Your task: Below are the entries; set down each of them exactly.

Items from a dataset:

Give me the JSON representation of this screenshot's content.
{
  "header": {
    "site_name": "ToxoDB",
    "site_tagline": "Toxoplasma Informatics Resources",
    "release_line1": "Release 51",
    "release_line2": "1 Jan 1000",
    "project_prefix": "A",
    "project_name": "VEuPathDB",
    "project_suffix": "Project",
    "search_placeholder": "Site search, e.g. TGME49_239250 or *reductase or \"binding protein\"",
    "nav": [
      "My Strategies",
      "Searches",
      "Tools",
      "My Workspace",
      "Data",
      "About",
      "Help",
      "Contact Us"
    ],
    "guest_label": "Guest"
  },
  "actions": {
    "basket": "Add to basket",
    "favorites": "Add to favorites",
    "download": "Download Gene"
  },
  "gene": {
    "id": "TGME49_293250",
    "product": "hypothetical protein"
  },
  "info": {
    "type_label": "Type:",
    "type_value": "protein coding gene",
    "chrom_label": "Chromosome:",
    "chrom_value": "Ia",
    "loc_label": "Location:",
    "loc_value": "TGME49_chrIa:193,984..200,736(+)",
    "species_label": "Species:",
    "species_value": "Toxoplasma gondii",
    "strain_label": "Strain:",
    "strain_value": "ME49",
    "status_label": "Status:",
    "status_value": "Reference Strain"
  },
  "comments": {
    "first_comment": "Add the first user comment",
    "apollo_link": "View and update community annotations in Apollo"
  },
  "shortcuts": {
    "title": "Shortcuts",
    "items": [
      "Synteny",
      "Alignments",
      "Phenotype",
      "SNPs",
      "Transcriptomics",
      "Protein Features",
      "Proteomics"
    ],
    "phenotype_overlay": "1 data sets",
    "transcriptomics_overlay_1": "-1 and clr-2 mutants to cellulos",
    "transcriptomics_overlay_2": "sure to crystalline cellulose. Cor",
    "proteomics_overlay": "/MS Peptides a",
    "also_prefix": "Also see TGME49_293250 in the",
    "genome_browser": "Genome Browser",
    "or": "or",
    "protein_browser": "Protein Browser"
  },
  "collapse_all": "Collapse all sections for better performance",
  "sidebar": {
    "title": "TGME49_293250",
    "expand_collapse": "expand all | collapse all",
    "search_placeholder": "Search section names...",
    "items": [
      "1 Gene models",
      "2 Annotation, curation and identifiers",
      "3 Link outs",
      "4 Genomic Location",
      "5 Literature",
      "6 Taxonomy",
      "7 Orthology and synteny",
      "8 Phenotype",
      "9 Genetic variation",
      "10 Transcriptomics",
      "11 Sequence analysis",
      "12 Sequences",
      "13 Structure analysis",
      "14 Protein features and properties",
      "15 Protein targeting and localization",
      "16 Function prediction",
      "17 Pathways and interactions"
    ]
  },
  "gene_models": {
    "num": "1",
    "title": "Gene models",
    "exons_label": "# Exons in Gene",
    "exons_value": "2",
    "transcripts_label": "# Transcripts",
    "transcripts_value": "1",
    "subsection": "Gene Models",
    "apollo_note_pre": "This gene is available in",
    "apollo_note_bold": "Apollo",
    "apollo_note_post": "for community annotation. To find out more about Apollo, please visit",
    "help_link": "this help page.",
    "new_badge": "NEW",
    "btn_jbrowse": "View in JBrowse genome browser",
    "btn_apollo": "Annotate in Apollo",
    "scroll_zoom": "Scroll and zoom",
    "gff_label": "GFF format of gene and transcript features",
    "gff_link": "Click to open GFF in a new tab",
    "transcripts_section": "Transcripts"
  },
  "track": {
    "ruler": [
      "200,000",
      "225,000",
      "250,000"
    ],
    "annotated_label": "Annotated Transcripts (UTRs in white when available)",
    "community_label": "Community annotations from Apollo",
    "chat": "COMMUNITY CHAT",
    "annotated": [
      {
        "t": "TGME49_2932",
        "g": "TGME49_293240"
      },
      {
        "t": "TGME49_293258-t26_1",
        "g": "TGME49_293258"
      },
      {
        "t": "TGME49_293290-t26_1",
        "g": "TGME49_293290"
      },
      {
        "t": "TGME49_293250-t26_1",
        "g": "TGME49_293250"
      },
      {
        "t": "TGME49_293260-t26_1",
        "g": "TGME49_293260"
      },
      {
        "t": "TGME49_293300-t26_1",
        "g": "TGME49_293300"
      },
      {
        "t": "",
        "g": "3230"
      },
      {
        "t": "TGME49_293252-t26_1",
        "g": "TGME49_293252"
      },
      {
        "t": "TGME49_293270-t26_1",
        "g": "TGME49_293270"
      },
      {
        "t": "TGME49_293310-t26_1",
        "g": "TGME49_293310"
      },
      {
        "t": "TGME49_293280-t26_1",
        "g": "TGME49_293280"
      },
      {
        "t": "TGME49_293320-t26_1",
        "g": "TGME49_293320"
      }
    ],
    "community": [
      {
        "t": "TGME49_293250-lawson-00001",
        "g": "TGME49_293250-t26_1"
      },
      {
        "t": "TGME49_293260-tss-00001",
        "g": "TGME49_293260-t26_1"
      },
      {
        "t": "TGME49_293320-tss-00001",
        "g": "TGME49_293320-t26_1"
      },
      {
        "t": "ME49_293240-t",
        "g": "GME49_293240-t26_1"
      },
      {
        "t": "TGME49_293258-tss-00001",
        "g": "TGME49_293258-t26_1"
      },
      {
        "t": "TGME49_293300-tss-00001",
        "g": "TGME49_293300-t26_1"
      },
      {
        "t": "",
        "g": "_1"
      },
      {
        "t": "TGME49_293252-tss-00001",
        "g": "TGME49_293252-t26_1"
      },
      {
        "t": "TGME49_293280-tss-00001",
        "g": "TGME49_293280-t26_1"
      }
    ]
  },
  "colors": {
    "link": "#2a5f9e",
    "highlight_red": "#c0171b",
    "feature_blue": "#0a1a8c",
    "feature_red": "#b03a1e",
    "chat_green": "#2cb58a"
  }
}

Reply to the exercise:
Give me the JSON representation of this screenshot's content.
{
  "header": {
    "site_name": "ToxoDB",
    "site_tagline": "Toxoplasma Informatics Resources",
    "release_line1": "Release 51",
    "release_line2": "1 Jan 1000",
    "project_prefix": "A",
    "project_name": "VEuPathDB",
    "project_suffix": "Project",
    "search_placeholder": "Site search, e.g. TGME49_239250 or *reductase or \"binding protein\"",
    "nav": [
      "My Strategies",
      "Searches",
      "Tools",
      "My Workspace",
      "Data",
      "About",
      "Help",
      "Contact Us"
    ],
    "guest_label": "Guest"
  },
  "actions": {
    "basket": "Add to basket",
    "favorites": "Add to favorites",
    "download": "Download Gene"
  },
  "gene": {
    "id": "TGME49_293250",
    "product": "hypothetical protein"
  },
  "info": {
    "type_label": "Type:",
    "type_value": "protein coding gene",
    "chrom_label": "Chromosome:",
    "chrom_value": "Ia",
    "loc_label": "Location:",
    "loc_value": "TGME49_chrIa:193,984..200,736(+)",
    "species_label": "Species:",
    "species_value": "Toxoplasma gondii",
    "strain_label": "Strain:",
    "strain_value": "ME49",
    "status_label": "Status:",
    "status_value": "Reference Strain"
  },
  "comments": {
    "first_comment": "Add the first user comment",
    "apollo_link": "View and update community annotations in Apollo"
  },
  "shortcuts": {
    "title": "Shortcuts",
    "items": [
      "Synteny",
      "Alignments",
      "Phenotype",
      "SNPs",
      "Transcriptomics",
      "Protein Features",
      "Proteomics"
    ],
    "phenotype_overlay": "1 data sets",
    "transcriptomics_overlay_1": "-1 and clr-2 mutants to cellulos",
    "transcriptomics_overlay_2": "sure to crystalline cellulose. Cor",
    "proteomics_overlay": "/MS Peptides a",
    "also_prefix": "Also see TGME49_293250 in the",
    "genome_browser": "Genome Browser",
    "or": "or",
    "protein_browser": "Protein Browser"
  },
  "collapse_all": "Collapse all sections for better performance",
  "sidebar": {
    "title": "TGME49_293250",
    "expand_collapse": "expand all | collapse all",
    "search_placeholder": "Search section names...",
    "items": [
      "1 Gene models",
      "2 Annotation, curation and identifiers",
      "3 Link outs",
      "4 Genomic Location",
      "5 Literature",
      "6 Taxonomy",
      "7 Orthology and synteny",
      "8 Phenotype",
      "9 Genetic variation",
      "10 Transcriptomics",
      "11 Sequence analysis",
      "12 Sequences",
      "13 Structure analysis",
      "14 Protein features and properties",
      "15 Protein targeting and localization",
      "16 Function prediction",
      "17 Pathways and interactions"
    ]
  },
  "gene_models": {
    "num": "1",
    "title": "Gene models",
    "exons_label": "# Exons in Gene",
    "exons_value": "2",
    "transcripts_label": "# Transcripts",
    "transcripts_value": "1",
    "subsection": "Gene Models",
    "apollo_note_pre": "This gene is available in",
    "apollo_note_bold": "Apollo",
    "apollo_note_post": "for community annotation. To find out more about Apollo, please visit",
    "help_link": "this help page.",
    "new_badge": "NEW",
    "btn_jbrowse": "View in JBrowse genome browser",
    "btn_apollo": "Annotate in Apollo",
    "scroll_zoom": "Scroll and zoom",
    "gff_label": "GFF format of gene and transcript features",
    "gff_link": "Click to open GFF in a new tab",
    "transcripts_section": "Transcripts"
  },
  "track": {
    "ruler": [
      "200,000",
      "225,000",
      "250,000"
    ],
    "annotated_label": "Annotated Transcripts (UTRs in white when available)",
    "community_label": "Community annotations from Apollo",
    "chat": "COMMUNITY CHAT",
    "annotated": [
      {
        "t": "TGME49_2932",
        "g": "TGME49_293240"
      },
      {
        "t": "TGME49_293258-t26_1",
        "g": "TGME49_293258"
      },
      {
        "t": "TGME49_293290-t26_1",
        "g": "TGME49_293290"
      },
      {
        "t": "TGME49_293250-t26_1",
        "g": "TGME49_293250"
      },
      {
        "t": "TGME49_293260-t26_1",
        "g": "TGME49_293260"
      },
      {
        "t": "TGME49_293300-t26_1",
        "g": "TGME49_293300"
      },
      {
        "t": "",
        "g": "3230"
      },
      {
        "t": "TGME49_293252-t26_1",
        "g": "TGME49_293252"
      },
      {
        "t": "TGME49_293270-t26_1",
        "g": "TGME49_293270"
      },
      {
        "t": "TGME49_293310-t26_1",
        "g": "TGME49_293310"
      },
      {
        "t": "TGME49_293280-t26_1",
        "g": "TGME49_293280"
      },
      {
        "t": "TGME49_293320-t26_1",
        "g": "TGME49_293320"
      }
    ],
    "community": [
      {
        "t": "TGME49_293250-lawson-00001",
        "g": "TGME49_293250-t26_1"
      },
      {
        "t": "TGME49_293260-tss-00001",
        "g": "TGME49_293260-t26_1"
      },
      {
        "t": "TGME49_293320-tss-00001",
        "g": "TGME49_293320-t26_1"
      },
      {
        "t": "ME49_293240-t",
        "g": "GME49_293240-t26_1"
      },
      {
        "t": "TGME49_293258-tss-00001",
        "g": "TGME49_293258-t26_1"
      },
      {
        "t": "TGME49_293300-tss-00001",
        "g": "TGME49_293300-t26_1"
      },
      {
        "t": "",
        "g": "_1"
      },
      {
        "t": "TGME49_293252-tss-00001",
        "g": "TGME49_293252-t26_1"
      },
      {
        "t": "TGME49_293280-tss-00001",
        "g": "TGME49_293280-t26_1"
      }
    ]
  },
  "colors": {
    "link": "#2a5f9e",
    "highlight_red": "#c0171b",
    "feature_blue": "#0a1a8c",
    "feature_red": "#b03a1e",
    "chat_green": "#2cb58a"
  }
}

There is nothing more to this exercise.